▶ [Direction]: Return every line of the data below that includes the string "指标得分".

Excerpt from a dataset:

-=-=-=-=-

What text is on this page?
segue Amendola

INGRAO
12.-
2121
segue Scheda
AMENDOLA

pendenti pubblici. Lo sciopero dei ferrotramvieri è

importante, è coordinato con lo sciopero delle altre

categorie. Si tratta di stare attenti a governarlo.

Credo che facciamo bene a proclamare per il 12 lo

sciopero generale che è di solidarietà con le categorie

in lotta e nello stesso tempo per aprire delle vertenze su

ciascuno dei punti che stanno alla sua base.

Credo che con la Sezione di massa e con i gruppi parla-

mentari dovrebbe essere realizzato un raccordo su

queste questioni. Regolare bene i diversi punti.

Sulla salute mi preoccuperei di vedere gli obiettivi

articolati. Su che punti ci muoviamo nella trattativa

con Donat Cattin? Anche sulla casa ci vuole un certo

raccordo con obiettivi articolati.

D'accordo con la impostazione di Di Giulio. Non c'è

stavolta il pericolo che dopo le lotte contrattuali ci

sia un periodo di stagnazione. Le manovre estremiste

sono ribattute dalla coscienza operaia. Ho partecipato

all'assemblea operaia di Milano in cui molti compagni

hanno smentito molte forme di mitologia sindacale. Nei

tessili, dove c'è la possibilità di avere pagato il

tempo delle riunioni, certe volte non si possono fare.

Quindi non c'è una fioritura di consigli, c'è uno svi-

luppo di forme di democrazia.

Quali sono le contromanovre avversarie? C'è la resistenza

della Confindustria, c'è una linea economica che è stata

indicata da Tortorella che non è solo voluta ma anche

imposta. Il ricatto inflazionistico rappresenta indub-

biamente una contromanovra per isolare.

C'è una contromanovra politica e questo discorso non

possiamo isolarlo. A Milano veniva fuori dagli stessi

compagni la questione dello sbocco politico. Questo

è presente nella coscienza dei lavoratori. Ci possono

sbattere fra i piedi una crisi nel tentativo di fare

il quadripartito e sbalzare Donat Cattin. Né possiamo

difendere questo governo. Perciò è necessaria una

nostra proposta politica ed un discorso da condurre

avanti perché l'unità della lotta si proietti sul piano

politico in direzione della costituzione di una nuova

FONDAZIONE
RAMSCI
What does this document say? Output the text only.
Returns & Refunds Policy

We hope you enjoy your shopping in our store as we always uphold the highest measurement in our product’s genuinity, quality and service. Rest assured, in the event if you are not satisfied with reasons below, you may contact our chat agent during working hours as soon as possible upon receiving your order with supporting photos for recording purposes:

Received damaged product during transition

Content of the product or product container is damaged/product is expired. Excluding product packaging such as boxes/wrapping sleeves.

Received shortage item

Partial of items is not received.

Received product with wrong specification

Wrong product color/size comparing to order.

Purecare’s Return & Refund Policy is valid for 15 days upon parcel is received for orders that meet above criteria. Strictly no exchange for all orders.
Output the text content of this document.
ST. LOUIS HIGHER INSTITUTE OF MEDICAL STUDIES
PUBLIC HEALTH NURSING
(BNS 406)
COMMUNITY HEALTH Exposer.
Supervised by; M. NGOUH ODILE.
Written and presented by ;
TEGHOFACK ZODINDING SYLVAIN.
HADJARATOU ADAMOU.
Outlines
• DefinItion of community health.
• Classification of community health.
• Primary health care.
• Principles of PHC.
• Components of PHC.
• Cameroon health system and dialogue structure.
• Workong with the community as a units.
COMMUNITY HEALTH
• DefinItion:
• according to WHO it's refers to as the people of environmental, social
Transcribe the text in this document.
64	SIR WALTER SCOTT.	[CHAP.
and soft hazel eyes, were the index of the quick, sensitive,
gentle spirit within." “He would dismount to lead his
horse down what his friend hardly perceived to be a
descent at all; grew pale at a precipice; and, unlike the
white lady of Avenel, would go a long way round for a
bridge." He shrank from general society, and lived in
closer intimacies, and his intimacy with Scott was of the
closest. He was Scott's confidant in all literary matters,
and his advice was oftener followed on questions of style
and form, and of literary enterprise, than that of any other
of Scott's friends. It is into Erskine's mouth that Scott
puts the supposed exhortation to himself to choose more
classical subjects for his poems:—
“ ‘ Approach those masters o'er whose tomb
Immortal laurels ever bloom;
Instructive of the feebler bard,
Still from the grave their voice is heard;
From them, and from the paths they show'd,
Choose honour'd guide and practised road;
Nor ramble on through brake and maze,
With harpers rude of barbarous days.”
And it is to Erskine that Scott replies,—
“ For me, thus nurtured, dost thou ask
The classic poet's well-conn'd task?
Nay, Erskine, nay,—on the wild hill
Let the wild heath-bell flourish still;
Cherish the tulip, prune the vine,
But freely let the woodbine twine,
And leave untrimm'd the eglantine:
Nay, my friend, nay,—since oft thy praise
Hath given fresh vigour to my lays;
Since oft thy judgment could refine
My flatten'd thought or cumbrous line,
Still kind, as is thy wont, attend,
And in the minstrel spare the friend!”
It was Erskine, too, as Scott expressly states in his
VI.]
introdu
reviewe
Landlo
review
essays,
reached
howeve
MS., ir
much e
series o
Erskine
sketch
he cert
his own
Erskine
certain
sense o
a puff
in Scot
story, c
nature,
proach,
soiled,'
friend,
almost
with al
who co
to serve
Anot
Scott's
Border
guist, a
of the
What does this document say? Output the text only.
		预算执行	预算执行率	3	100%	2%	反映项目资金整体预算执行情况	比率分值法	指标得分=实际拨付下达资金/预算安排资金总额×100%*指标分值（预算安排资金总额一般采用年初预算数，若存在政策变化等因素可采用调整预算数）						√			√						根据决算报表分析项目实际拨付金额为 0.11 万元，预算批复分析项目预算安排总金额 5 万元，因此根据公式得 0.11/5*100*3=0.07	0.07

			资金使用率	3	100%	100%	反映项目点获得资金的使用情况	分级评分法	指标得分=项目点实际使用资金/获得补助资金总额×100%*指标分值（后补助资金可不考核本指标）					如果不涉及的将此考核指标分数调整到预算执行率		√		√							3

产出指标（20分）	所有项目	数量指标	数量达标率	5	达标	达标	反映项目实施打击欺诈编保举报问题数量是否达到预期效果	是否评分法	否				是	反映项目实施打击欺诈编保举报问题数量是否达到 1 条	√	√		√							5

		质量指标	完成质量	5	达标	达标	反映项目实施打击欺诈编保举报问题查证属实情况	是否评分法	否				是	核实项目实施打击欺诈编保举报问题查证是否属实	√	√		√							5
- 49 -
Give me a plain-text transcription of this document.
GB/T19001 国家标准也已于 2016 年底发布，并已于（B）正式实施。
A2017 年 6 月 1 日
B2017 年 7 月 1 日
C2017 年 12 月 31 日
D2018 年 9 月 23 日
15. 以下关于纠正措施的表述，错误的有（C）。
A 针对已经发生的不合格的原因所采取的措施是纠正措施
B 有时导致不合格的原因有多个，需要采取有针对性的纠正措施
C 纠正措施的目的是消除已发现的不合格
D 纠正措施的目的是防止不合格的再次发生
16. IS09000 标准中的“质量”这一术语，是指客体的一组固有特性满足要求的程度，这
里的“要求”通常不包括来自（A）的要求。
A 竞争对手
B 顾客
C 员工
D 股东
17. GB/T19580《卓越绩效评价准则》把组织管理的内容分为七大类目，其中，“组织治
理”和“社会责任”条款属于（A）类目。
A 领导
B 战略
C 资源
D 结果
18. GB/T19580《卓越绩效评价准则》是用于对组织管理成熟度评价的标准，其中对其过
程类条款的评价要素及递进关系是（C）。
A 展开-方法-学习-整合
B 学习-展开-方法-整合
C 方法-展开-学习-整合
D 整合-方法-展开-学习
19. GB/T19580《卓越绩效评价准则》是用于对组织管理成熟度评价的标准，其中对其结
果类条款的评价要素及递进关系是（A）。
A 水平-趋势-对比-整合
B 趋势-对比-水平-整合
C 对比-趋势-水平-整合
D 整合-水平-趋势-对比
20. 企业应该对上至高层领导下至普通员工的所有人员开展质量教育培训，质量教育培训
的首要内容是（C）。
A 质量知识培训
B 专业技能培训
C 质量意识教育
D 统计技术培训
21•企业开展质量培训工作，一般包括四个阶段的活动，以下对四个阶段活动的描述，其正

-=-=-=-=-

▶ [Answer for the task]:
		预算执行	预算执行率	3	100%	2%	反映项目资金整体预算执行情况	比率分值法	指标得分=实际拨付下达资金/预算安排资金总额×100%*指标分值（预算安排资金总额一般采用年初预算数，若存在政策变化等因素可采用调整预算数）						√			√						根据决算报表分析项目实际拨付金额为 0.11 万元，预算批复分析项目预算安排总金额 5 万元，因此根据公式得 0.11/5*100*3=0.07	0.07
			资金使用率	3	100%	100%	反映项目点获得资金的使用情况	分级评分法	指标得分=项目点实际使用资金/获得补助资金总额×100%*指标分值（后补助资金可不考核本指标）					如果不涉及的将此考核指标分数调整到预算执行率		√		√							3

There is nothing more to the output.